----- Supplied records -----

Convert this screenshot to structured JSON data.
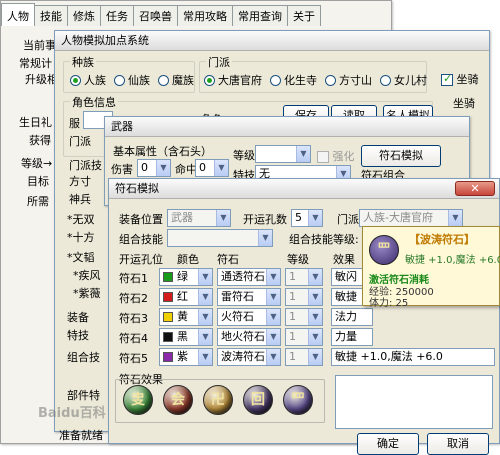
{
  "main_tabs": [
    "人物",
    "技能",
    "修炼",
    "任务",
    "召唤兽",
    "常用攻略",
    "常用查询",
    "关于"
  ],
  "main_window": {
    "partial_labels": [
      "当前事",
      "常规计",
      "升级相",
      "生日礼",
      "获得",
      "等级→",
      "目标",
      "所需"
    ]
  },
  "character_window": {
    "title": "人物模拟加点系统",
    "race_group": "种族",
    "races": [
      {
        "label": "人族",
        "selected": true
      },
      {
        "label": "仙族",
        "selected": false
      },
      {
        "label": "魔族",
        "selected": false
      }
    ],
    "sect_group": "门派",
    "sects": [
      {
        "label": "大唐官府",
        "selected": true
      },
      {
        "label": "化生寺",
        "selected": false
      },
      {
        "label": "方寸山",
        "selected": false
      },
      {
        "label": "女儿村",
        "selected": false
      }
    ],
    "mount_label": "坐骑",
    "mount_checked": true,
    "mount_label_2": "坐骑",
    "info_group": "角色信息",
    "partial_fields": [
      "服",
      "角色",
      "保存",
      "读取",
      "名人模拟",
      "门派"
    ],
    "left_partials": [
      "门派技",
      "方寸",
      "神兵",
      "*无双",
      "*十方",
      "*文韬",
      "*疾风",
      "*紫薇",
      "装备",
      "特技",
      "组合技",
      "部件特",
      "准备就绪"
    ]
  },
  "weapon_window": {
    "title": "武器",
    "base_attr": "基本属性（含石头）",
    "damage_label": "伤害",
    "damage_value": "0",
    "hit_label": "命中",
    "hit_value": "0",
    "level_label": "等级",
    "strengthen_label": "强化",
    "stone_sim_button": "符石模拟",
    "special_label": "特技",
    "special_value": "无",
    "stone_combo_label": "符石组合"
  },
  "stone_window": {
    "title": "符石模拟",
    "close_label": "✕",
    "equip_pos_label": "装备位置",
    "equip_pos_value": "武器",
    "holes_label": "开运孔数",
    "holes_value": "5",
    "sect_label": "门派",
    "sect_value": "人族-大唐官府",
    "combo_skill_label": "组合技能",
    "combo_level_label": "组合技能等级:",
    "headers": [
      "开运孔位",
      "颜色",
      "符石",
      "等级",
      "效果"
    ],
    "rows": [
      {
        "slot": "符石1",
        "color": "绿",
        "swatch": "#1a9a1a",
        "stone": "通透符石",
        "level": "1",
        "effect": "敏闪"
      },
      {
        "slot": "符石2",
        "color": "红",
        "swatch": "#d41c1c",
        "stone": "雷符石",
        "level": "1",
        "effect": "敏捷"
      },
      {
        "slot": "符石3",
        "color": "黄",
        "swatch": "#f0d000",
        "stone": "火符石",
        "level": "1",
        "effect": "法力"
      },
      {
        "slot": "符石4",
        "color": "黑",
        "swatch": "#101010",
        "stone": "地火符石",
        "level": "1",
        "effect": "力量"
      },
      {
        "slot": "符石5",
        "color": "紫",
        "swatch": "#8a2aa8",
        "stone": "波涛符石",
        "level": "1",
        "effect": "敏捷 +1.0,魔法 +6.0"
      }
    ],
    "effects_label": "符石效果",
    "gems": [
      {
        "name": "green-stone-icon",
        "glyph": "㕜",
        "color": "#3d8a3d"
      },
      {
        "name": "red-stone-icon",
        "glyph": "会",
        "color": "#8c3a2a"
      },
      {
        "name": "yellow-stone-icon",
        "glyph": "卍",
        "color": "#b48a3a"
      },
      {
        "name": "black-stone-icon",
        "glyph": "回",
        "color": "#4a3a6a"
      },
      {
        "name": "purple-stone-icon",
        "glyph": "罒",
        "color": "#5a4a8a"
      }
    ],
    "confirm_button": "确定",
    "cancel_button": "取消"
  },
  "tooltip": {
    "title": "【波涛符石】",
    "effect": "敏捷 +1.0,魔法 +6.0",
    "status": "激活符石消耗",
    "exp": "经验: 250000",
    "stamina": "体力: 25"
  },
  "watermark": "Baidu百科"
}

-----

▶ _Task objective_: Whichever lines contain the string "icon", select and copy them.

▶ _Correct response_:
        "name": "green-stone-icon",
        "name": "red-stone-icon",
        "name": "yellow-stone-icon",
        "name": "black-stone-icon",
        "name": "purple-stone-icon",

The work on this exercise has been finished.